- **To be done**:
Can you lay out every line of the listing below as a Markdown table with the columns Row and Line, leaving out blank lines and the pictures?

- **Element box annotations**:
============================================================

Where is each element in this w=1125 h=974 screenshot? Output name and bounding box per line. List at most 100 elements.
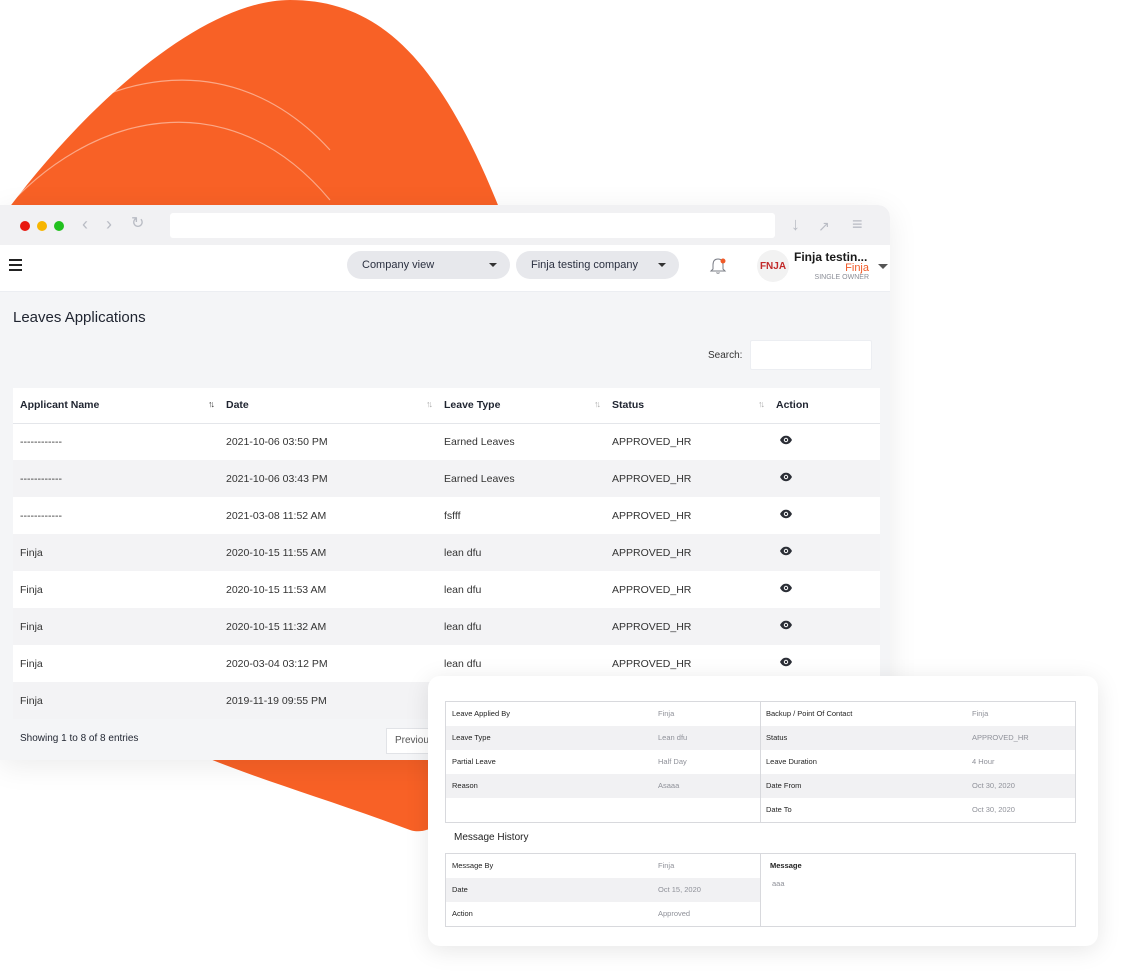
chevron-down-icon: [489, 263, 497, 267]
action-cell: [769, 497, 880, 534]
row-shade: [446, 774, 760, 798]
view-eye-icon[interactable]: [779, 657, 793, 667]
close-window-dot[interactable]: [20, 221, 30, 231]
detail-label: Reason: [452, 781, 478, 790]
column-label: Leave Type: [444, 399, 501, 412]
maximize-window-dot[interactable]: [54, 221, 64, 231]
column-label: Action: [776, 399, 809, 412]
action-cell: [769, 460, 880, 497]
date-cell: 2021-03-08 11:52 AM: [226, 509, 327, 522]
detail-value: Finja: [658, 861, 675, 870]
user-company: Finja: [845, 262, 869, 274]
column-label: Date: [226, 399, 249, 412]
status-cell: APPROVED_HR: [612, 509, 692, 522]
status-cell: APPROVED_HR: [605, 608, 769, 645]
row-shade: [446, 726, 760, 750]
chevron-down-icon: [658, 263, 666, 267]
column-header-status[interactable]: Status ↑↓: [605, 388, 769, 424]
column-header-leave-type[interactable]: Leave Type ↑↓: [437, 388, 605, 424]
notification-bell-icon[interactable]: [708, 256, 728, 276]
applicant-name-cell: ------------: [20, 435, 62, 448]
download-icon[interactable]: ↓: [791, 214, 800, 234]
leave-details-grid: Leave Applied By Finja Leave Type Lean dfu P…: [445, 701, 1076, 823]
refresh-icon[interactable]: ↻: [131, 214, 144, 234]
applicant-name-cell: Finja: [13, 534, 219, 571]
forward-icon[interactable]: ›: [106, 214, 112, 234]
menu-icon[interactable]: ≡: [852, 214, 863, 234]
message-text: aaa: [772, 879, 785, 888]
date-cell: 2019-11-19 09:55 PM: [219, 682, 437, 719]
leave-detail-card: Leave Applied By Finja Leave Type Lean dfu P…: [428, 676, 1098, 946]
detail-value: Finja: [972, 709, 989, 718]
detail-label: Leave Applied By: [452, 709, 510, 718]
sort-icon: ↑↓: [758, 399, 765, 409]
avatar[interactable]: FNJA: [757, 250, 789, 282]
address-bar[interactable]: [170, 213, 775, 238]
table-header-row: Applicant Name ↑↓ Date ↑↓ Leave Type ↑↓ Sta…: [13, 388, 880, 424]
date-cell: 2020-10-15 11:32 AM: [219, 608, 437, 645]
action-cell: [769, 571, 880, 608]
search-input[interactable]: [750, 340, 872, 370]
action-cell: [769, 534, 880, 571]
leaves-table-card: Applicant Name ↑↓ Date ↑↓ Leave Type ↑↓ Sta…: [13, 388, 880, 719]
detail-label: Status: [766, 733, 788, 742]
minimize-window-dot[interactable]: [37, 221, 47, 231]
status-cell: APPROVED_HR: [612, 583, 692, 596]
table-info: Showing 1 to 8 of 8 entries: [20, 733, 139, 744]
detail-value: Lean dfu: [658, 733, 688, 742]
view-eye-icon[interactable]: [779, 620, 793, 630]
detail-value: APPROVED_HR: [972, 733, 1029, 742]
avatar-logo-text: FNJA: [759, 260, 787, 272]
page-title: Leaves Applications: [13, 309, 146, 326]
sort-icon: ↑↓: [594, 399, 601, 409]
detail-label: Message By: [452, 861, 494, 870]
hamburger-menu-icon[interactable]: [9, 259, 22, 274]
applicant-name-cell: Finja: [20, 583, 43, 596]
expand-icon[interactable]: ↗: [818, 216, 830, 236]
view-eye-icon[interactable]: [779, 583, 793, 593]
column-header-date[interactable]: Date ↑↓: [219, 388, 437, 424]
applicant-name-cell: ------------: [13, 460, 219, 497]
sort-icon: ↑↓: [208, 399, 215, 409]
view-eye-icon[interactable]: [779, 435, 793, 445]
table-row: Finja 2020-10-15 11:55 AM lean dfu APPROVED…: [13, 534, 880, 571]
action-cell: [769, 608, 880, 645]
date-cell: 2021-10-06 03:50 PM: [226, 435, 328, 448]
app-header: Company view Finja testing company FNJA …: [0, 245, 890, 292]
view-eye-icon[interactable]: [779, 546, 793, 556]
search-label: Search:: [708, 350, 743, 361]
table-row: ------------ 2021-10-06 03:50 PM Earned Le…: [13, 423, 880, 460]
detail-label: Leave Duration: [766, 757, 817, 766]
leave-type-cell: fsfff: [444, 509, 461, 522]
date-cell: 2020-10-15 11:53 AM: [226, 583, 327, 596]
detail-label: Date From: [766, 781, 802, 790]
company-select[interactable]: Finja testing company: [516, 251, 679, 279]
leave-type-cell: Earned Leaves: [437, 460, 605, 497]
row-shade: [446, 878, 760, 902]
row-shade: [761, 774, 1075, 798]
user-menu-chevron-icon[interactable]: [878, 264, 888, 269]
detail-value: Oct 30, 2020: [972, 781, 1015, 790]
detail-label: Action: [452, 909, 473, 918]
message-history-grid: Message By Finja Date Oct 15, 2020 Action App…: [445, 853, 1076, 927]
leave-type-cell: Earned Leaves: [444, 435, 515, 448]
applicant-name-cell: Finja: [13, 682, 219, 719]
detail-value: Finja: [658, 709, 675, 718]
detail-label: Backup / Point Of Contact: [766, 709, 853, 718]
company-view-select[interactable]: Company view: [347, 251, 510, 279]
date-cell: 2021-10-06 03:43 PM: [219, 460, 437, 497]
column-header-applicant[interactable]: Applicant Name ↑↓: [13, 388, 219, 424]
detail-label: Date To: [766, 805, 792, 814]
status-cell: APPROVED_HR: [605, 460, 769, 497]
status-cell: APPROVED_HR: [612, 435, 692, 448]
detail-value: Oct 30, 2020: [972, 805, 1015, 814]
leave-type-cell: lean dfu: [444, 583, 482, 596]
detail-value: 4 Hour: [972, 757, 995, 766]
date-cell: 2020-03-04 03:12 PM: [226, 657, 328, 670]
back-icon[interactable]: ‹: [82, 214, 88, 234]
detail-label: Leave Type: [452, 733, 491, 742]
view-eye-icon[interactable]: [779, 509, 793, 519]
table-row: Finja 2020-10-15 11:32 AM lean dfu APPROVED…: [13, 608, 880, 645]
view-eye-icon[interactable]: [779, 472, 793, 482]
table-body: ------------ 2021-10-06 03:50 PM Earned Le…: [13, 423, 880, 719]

============================================================

- **Reply**:
| Row | Line |
|---|---|
| 1 | Where is each element in this w=1125 h=974 screenshot? Output name and bounding box per line. List at most 100 elements. |
| 2 | chevron-down-icon: [489, 263, 497, 267] |
| 3 | action-cell: [769, 497, 880, 534] |
| 4 | row-shade: [446, 774, 760, 798] |
| 5 | view-eye-icon[interactable]: [779, 657, 793, 667] |
| 6 | close-window-dot[interactable]: [20, 221, 30, 231] |
| 7 | detail-label: Reason: [452, 781, 478, 790] |
| 8 | column-label: Leave Type: [444, 399, 501, 412] |
| 9 | maximize-window-dot[interactable]: [54, 221, 64, 231] |
| 10 | column-label: Action: [776, 399, 809, 412] |
| 11 | action-cell: [769, 460, 880, 497] |
| 12 | date-cell: 2021-03-08 11:52 AM: [226, 509, 327, 522] |
| 13 | detail-value: Finja: [658, 861, 675, 870] |
| 14 | user-company: Finja: [845, 262, 869, 274] |
| 15 | column-label: Date: [226, 399, 249, 412] |
| 16 | status-cell: APPROVED_HR: [612, 509, 692, 522] |
| 17 | status-cell: APPROVED_HR: [605, 608, 769, 645] |
| 18 | row-shade: [446, 726, 760, 750] |
| 19 | chevron-down-icon: [658, 263, 666, 267] |
| 20 | column-header-status[interactable]: Status ↑↓: [605, 388, 769, 424] |
| 21 | column-header-leave-type[interactable]: Leave Type ↑↓: [437, 388, 605, 424] |
| 22 | notification-bell-icon[interactable]: [708, 256, 728, 276] |
| 23 | applicant-name-cell: ------------: [20, 435, 62, 448] |
| 24 | download-icon[interactable]: ↓: [791, 214, 800, 234] |
| 25 | leave-details-grid: Leave Applied By Finja Leave Type Lean dfu P…: [445, 701, 1076, 823] |
| 26 | refresh-icon[interactable]: ↻: [131, 214, 144, 234] |
| 27 | applicant-name-cell: Finja: [13, 534, 219, 571] |
| 28 | forward-icon[interactable]: ›: [106, 214, 112, 234] |
| 29 | menu-icon[interactable]: ≡: [852, 214, 863, 234] |
| 30 | message-text: aaa: [772, 879, 785, 888] |
| 31 | date-cell: 2019-11-19 09:55 PM: [219, 682, 437, 719] |
| 32 | leave-detail-card: Leave Applied By Finja Leave Type Lean dfu P…: [428, 676, 1098, 946] |
| 33 | detail-value: Finja: [972, 709, 989, 718] |
| 34 | detail-label: Leave Applied By: [452, 709, 510, 718] |
| 35 | sort-icon: ↑↓: [758, 399, 765, 409] |
| 36 | avatar[interactable]: FNJA: [757, 250, 789, 282] |
| 37 | address-bar[interactable]: [170, 213, 775, 238] |
| 38 | table-header-row: Applicant Name ↑↓ Date ↑↓ Leave Type ↑↓ Sta…: [13, 388, 880, 424] |
| 39 | date-cell: 2020-10-15 11:32 AM: [219, 608, 437, 645] |
| 40 | action-cell: [769, 571, 880, 608] |
| 41 | search-input[interactable]: [750, 340, 872, 370] |
| 42 | action-cell: [769, 534, 880, 571] |
| 43 | leaves-table-card: Applicant Name ↑↓ Date ↑↓ Leave Type ↑↓ Sta…: [13, 388, 880, 719] |
| 44 | detail-label: Status: [766, 733, 788, 742] |
| 45 | minimize-window-dot[interactable]: [37, 221, 47, 231] |
| 46 | status-cell: APPROVED_HR: [612, 583, 692, 596] |
| 47 | table-info: Showing 1 to 8 of 8 entries: [20, 733, 139, 744] |
| 48 | detail-value: Lean dfu: [658, 733, 688, 742] |
| 49 | view-eye-icon[interactable]: [779, 620, 793, 630] |
| 50 | detail-value: APPROVED_HR: [972, 733, 1029, 742] |
| 51 | avatar-logo-text: FNJA: [759, 260, 787, 272] |
| 52 | page-title: Leaves Applications: [13, 309, 146, 326] |
| 53 | sort-icon: ↑↓: [594, 399, 601, 409] |
| 54 | detail-label: Message By: [452, 861, 494, 870] |
| 55 | hamburger-menu-icon[interactable]: [9, 259, 22, 274] |
| 56 | applicant-name-cell: Finja: [20, 583, 43, 596] |
| 57 | expand-icon[interactable]: ↗: [818, 216, 830, 236] |
| 58 | view-eye-icon[interactable]: [779, 583, 793, 593] |
| 59 | column-header-date[interactable]: Date ↑↓: [219, 388, 437, 424] |
| 60 | applicant-name-cell: ------------: [13, 460, 219, 497] |
| 61 | sort-icon: ↑↓: [208, 399, 215, 409] |
| 62 | view-eye-icon[interactable]: [779, 435, 793, 445] |
| 63 | table-row: Finja 2020-10-15 11:55 AM lean dfu APPROVED…: [13, 534, 880, 571] |
| 64 | action-cell: [769, 608, 880, 645] |
| 65 | date-cell: 2021-10-06 03:50 PM: [226, 435, 328, 448] |
| 66 | app-header: Company view Finja testing company FNJA …: [0, 245, 890, 292] |
| 67 | view-eye-icon[interactable]: [779, 546, 793, 556] |
| 68 | search-label: Search:: [708, 350, 743, 361] |
| 69 | table-row: ------------ 2021-10-06 03:50 PM Earned Le…: [13, 423, 880, 460] |
| 70 | detail-label: Leave Duration: [766, 757, 817, 766] |
| 71 | leave-type-cell: fsfff: [444, 509, 461, 522] |
| 72 | date-cell: 2020-10-15 11:53 AM: [226, 583, 327, 596] |
| 73 | detail-label: Date From: [766, 781, 802, 790] |
| 74 | company-select[interactable]: Finja testing company: [516, 251, 679, 279] |
| 75 | leave-type-cell: Earned Leaves: [437, 460, 605, 497] |
| 76 | row-shade: [446, 878, 760, 902] |
| 77 | row-shade: [761, 774, 1075, 798] |
| 78 | user-menu-chevron-icon[interactable]: [878, 264, 888, 269] |
| 79 | detail-value: Oct 30, 2020: [972, 781, 1015, 790] |
| 80 | detail-label: Action: [452, 909, 473, 918] |
| 81 | message-history-grid: Message By Finja Date Oct 15, 2020 Action App…: [445, 853, 1076, 927] |
| 82 | leave-type-cell: Earned Leaves: [444, 435, 515, 448] |
| 83 | applicant-name-cell: Finja: [13, 682, 219, 719] |
| 84 | detail-value: Finja: [658, 709, 675, 718] |
| 85 | detail-label: Backup / Point Of Contact: [766, 709, 853, 718] |
| 86 | company-view-select[interactable]: Company view: [347, 251, 510, 279] |
| 87 | date-cell: 2021-10-06 03:43 PM: [219, 460, 437, 497] |
| 88 | column-header-applicant[interactable]: Applicant Name ↑↓: [13, 388, 219, 424] |
| 89 | detail-label: Date To: [766, 805, 792, 814] |
| 90 | status-cell: APPROVED_HR: [605, 460, 769, 497] |
| 91 | status-cell: APPROVED_HR: [612, 435, 692, 448] |
| 92 | detail-value: Oct 30, 2020: [972, 805, 1015, 814] |
| 93 | leave-type-cell: lean dfu: [444, 583, 482, 596] |
| 94 | detail-value: 4 Hour: [972, 757, 995, 766] |
| 95 | date-cell: 2020-03-04 03:12 PM: [226, 657, 328, 670] |
| 96 | back-icon[interactable]: ‹: [82, 214, 88, 234] |
| 97 | detail-label: Leave Type: [452, 733, 491, 742] |
| 98 | view-eye-icon[interactable]: [779, 509, 793, 519] |
| 99 | table-row: Finja 2020-10-15 11:32 AM lean dfu APPROVED…: [13, 608, 880, 645] |
| 100 | view-eye-icon[interactable]: [779, 472, 793, 482] |
| 101 | table-body: ------------ 2021-10-06 03:50 PM Earned Le…: [13, 423, 880, 719] |